In the copy, include every entry exactly but none of the images.

RECORD SET.
▼▼▼

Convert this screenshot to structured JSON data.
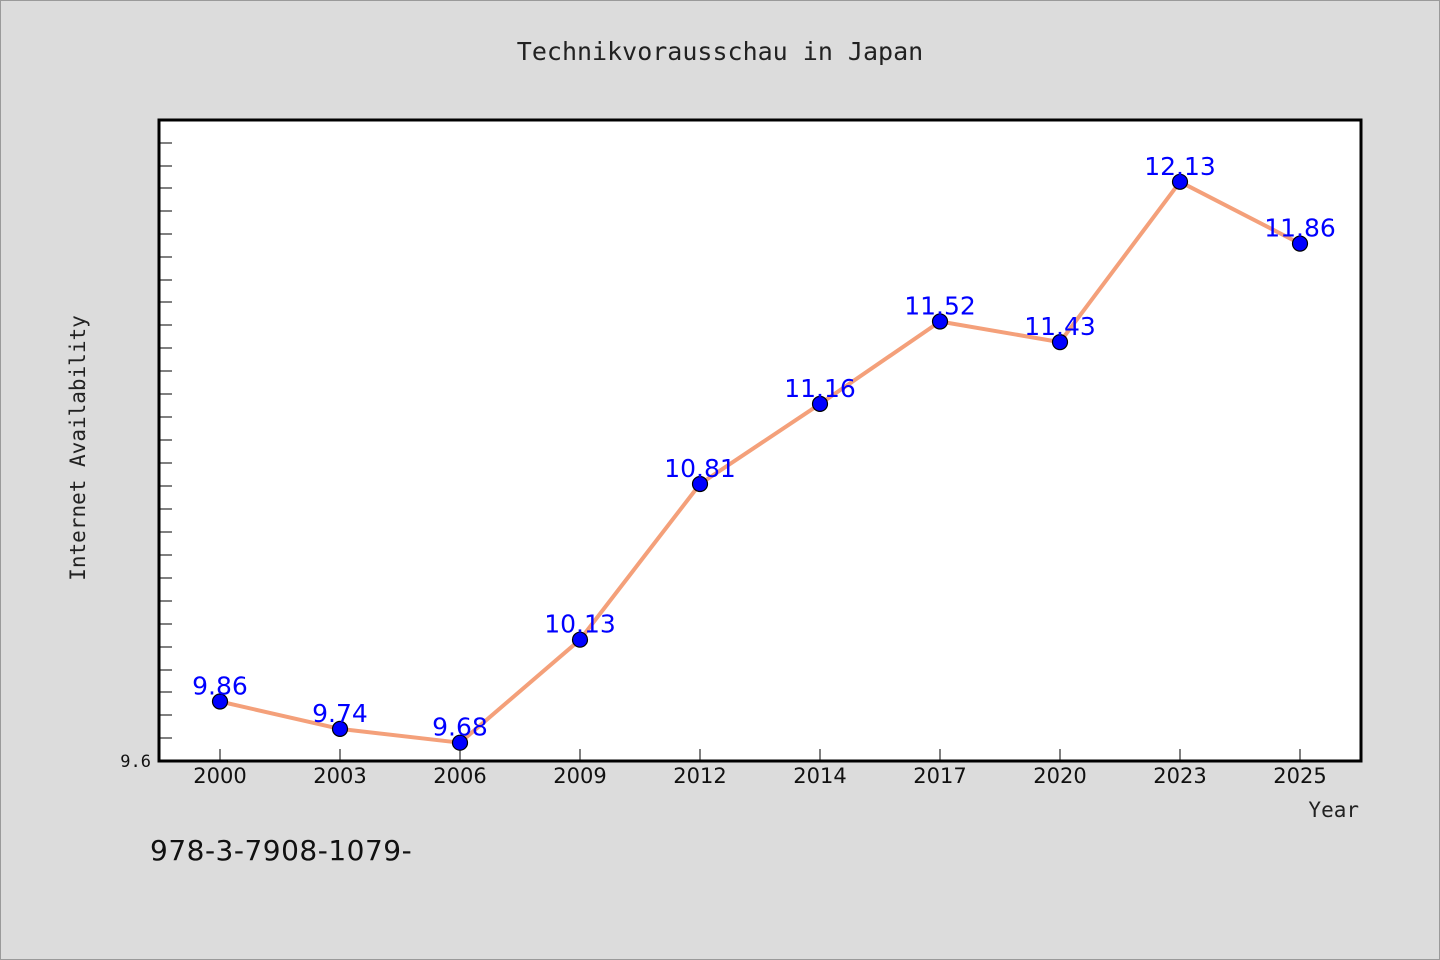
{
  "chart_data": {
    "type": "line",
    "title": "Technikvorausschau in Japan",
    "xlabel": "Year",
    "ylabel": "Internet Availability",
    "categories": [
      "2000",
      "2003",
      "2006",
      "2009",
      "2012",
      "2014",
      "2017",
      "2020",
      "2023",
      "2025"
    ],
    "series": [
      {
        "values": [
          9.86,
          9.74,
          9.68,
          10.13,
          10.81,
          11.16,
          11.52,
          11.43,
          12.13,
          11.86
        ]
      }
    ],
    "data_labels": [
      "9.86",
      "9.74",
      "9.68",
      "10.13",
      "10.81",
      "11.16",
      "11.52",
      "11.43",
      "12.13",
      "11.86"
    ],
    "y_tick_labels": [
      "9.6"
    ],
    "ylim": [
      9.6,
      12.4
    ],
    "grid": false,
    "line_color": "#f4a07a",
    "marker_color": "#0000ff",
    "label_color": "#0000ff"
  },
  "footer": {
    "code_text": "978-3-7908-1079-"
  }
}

▲▲▲

ANSWER TO THIS EXERCISE.
Convert this screenshot to structured JSON data.
{
  "chart_data": {
    "type": "line",
    "title": "Technikvorausschau in Japan",
    "xlabel": "Year",
    "ylabel": "Internet Availability",
    "categories": [
      "2000",
      "2003",
      "2006",
      "2009",
      "2012",
      "2014",
      "2017",
      "2020",
      "2023",
      "2025"
    ],
    "series": [
      {
        "values": [
          9.86,
          9.74,
          9.68,
          10.13,
          10.81,
          11.16,
          11.52,
          11.43,
          12.13,
          11.86
        ]
      }
    ],
    "data_labels": [
      "9.86",
      "9.74",
      "9.68",
      "10.13",
      "10.81",
      "11.16",
      "11.52",
      "11.43",
      "12.13",
      "11.86"
    ],
    "y_tick_labels": [
      "9.6"
    ],
    "ylim": [
      9.6,
      12.4
    ],
    "grid": false,
    "line_color": "#f4a07a",
    "marker_color": "#0000ff",
    "label_color": "#0000ff"
  },
  "footer": {
    "code_text": "978-3-7908-1079-"
  }
}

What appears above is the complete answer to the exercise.